What is asked:
Search the records for "title" and copy each line that holds it.

[Data excerpts]
* * * * * * *
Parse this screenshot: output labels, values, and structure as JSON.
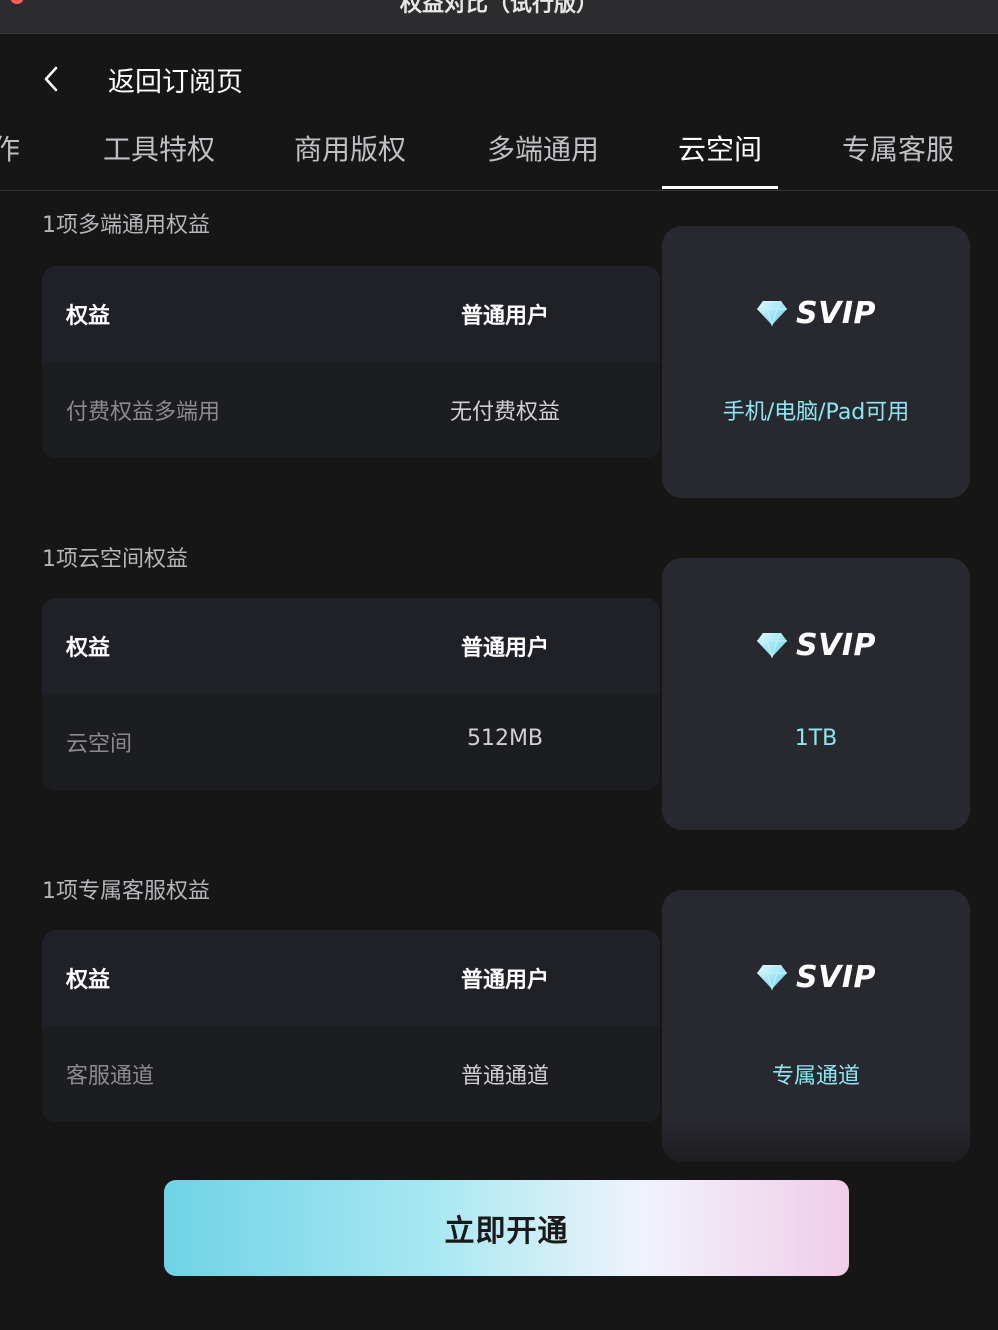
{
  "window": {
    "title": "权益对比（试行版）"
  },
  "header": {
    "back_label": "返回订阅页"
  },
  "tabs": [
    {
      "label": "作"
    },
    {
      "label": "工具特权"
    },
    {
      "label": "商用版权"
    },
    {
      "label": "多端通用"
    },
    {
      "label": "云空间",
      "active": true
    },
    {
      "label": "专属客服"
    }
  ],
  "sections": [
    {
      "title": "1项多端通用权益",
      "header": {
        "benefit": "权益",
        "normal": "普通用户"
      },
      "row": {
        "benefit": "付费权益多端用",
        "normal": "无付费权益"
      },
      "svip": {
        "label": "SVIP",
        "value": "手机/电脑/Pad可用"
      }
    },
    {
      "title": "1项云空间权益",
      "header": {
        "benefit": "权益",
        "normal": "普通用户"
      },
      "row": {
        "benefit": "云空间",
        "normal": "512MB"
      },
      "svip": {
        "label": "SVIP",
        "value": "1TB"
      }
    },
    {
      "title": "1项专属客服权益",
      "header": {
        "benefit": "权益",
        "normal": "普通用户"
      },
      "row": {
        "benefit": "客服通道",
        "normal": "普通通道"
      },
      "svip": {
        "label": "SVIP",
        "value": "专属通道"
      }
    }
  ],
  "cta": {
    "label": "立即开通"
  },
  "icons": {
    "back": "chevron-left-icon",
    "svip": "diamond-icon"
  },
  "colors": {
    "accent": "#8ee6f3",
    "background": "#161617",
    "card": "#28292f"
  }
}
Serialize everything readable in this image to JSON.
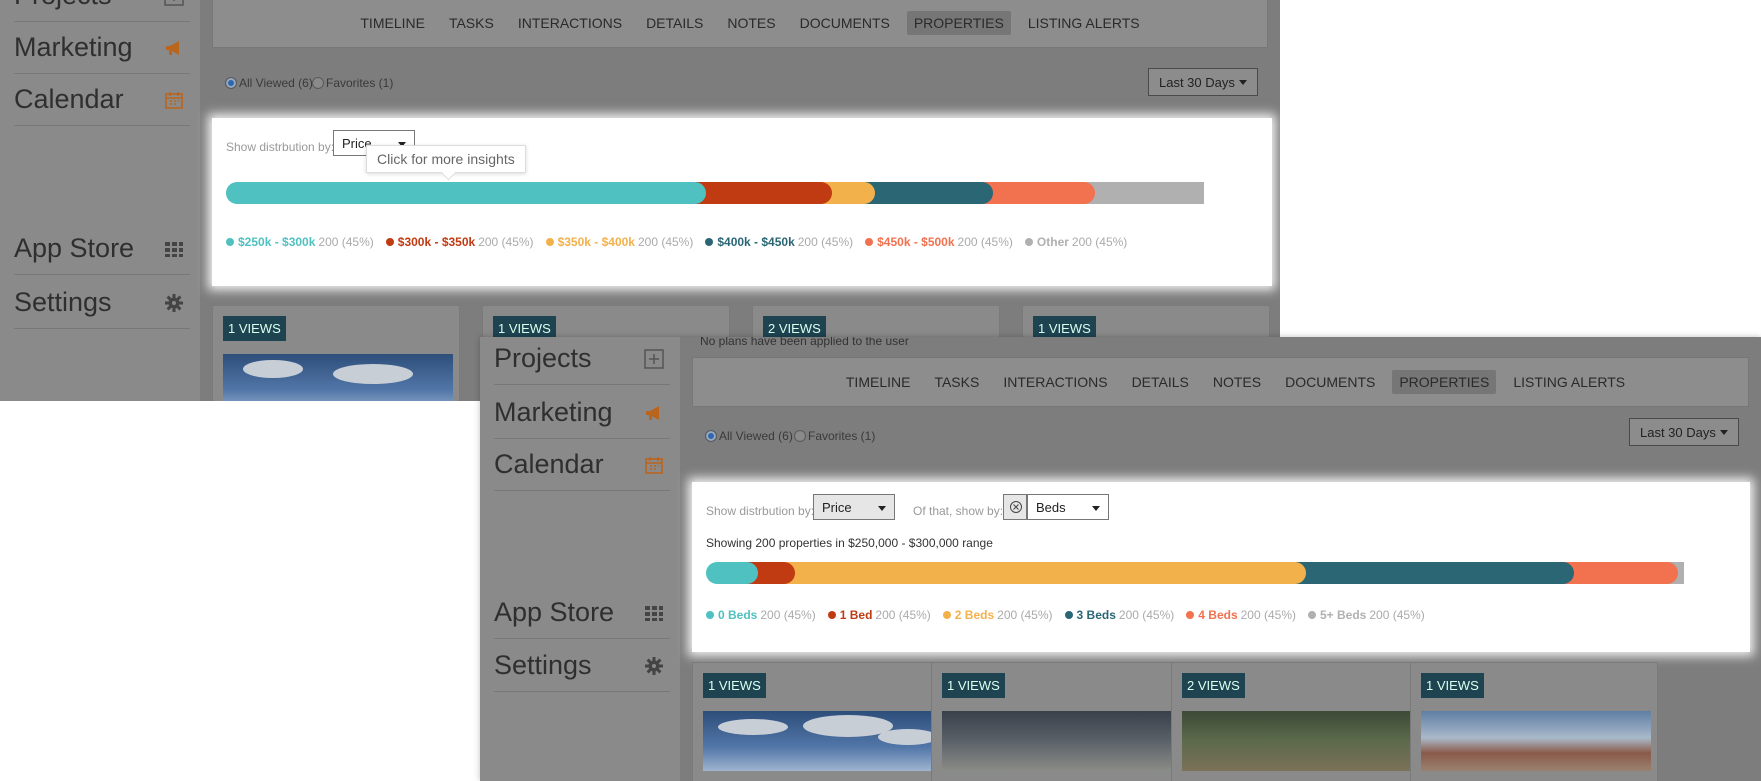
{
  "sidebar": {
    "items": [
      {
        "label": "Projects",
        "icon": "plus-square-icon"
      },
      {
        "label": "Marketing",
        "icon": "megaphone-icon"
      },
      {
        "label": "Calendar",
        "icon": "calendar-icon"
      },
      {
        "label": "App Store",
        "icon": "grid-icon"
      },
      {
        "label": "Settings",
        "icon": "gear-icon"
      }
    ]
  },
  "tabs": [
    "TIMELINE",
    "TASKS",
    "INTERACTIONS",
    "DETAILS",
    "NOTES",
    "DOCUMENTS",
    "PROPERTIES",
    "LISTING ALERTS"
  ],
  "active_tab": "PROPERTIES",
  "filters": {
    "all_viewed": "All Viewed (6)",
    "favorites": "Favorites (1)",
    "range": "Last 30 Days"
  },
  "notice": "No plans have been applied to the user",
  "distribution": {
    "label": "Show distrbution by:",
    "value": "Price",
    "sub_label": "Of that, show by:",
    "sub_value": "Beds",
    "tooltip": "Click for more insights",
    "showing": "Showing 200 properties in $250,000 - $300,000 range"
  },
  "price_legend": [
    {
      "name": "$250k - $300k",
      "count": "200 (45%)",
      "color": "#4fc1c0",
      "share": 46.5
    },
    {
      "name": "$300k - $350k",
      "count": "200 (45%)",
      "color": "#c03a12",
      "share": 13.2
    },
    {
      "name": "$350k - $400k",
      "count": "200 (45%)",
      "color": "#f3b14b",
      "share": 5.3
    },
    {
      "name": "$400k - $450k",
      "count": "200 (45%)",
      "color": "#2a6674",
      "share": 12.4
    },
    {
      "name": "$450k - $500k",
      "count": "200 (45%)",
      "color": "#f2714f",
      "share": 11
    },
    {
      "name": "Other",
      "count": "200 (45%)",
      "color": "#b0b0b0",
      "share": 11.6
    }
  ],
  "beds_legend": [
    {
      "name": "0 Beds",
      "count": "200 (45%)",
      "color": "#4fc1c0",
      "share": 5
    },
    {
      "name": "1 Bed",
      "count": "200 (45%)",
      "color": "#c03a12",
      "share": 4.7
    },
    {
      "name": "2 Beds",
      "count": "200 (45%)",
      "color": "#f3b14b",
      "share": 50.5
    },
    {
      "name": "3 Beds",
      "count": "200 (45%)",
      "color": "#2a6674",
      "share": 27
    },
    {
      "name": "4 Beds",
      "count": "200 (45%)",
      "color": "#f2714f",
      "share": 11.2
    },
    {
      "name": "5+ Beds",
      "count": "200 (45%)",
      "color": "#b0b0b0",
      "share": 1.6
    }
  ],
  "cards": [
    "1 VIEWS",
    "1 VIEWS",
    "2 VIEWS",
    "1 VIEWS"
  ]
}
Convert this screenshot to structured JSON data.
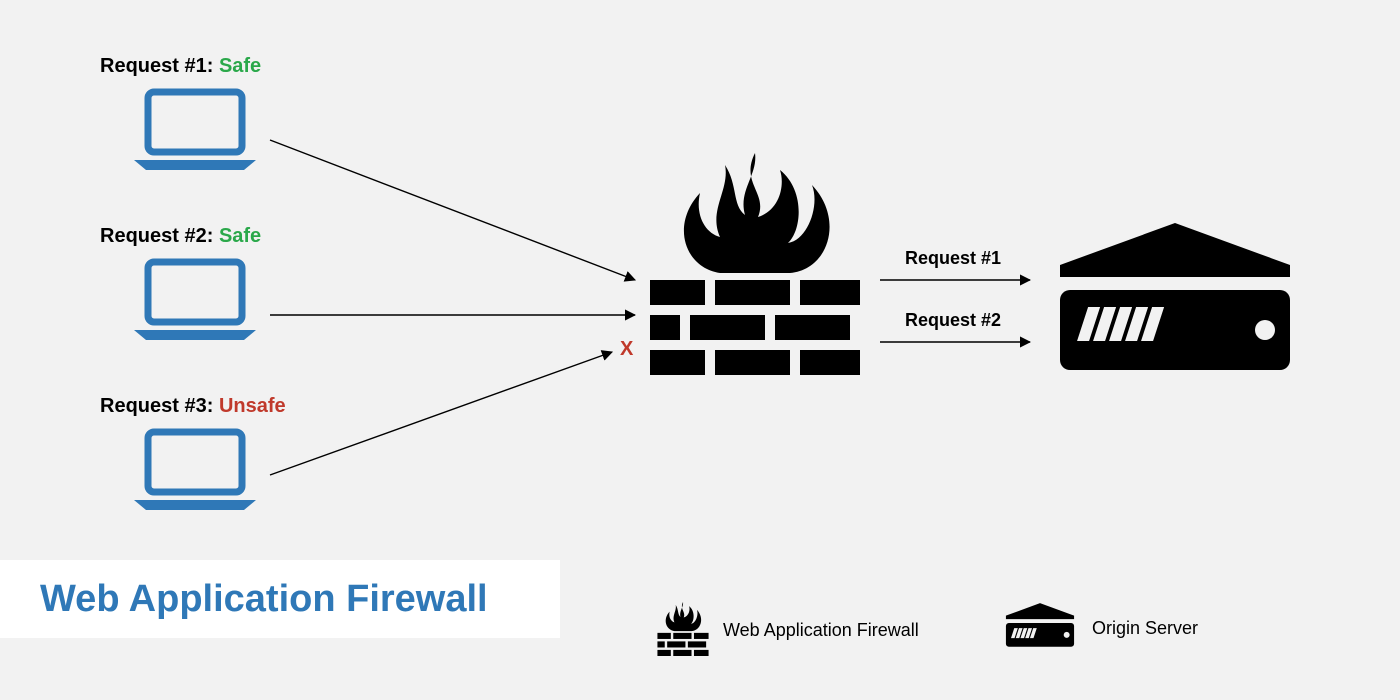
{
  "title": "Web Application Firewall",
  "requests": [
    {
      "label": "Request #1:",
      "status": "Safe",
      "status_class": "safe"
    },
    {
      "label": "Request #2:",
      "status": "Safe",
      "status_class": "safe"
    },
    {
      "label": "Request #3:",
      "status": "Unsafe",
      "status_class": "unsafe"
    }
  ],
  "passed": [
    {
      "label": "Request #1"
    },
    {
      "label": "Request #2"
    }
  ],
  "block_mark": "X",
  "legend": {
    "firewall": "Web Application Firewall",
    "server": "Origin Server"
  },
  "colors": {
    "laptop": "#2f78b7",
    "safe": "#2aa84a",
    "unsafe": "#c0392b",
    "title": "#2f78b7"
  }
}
* * * * * * *
The reply:
    "title": "权益对比（试行版）"
      "title": "1项多端通用权益",
      "title": "1项云空间权益",
      "title": "1项专属客服权益",
  "title": "Web Application Firewall",
    "title": "#2f78b7"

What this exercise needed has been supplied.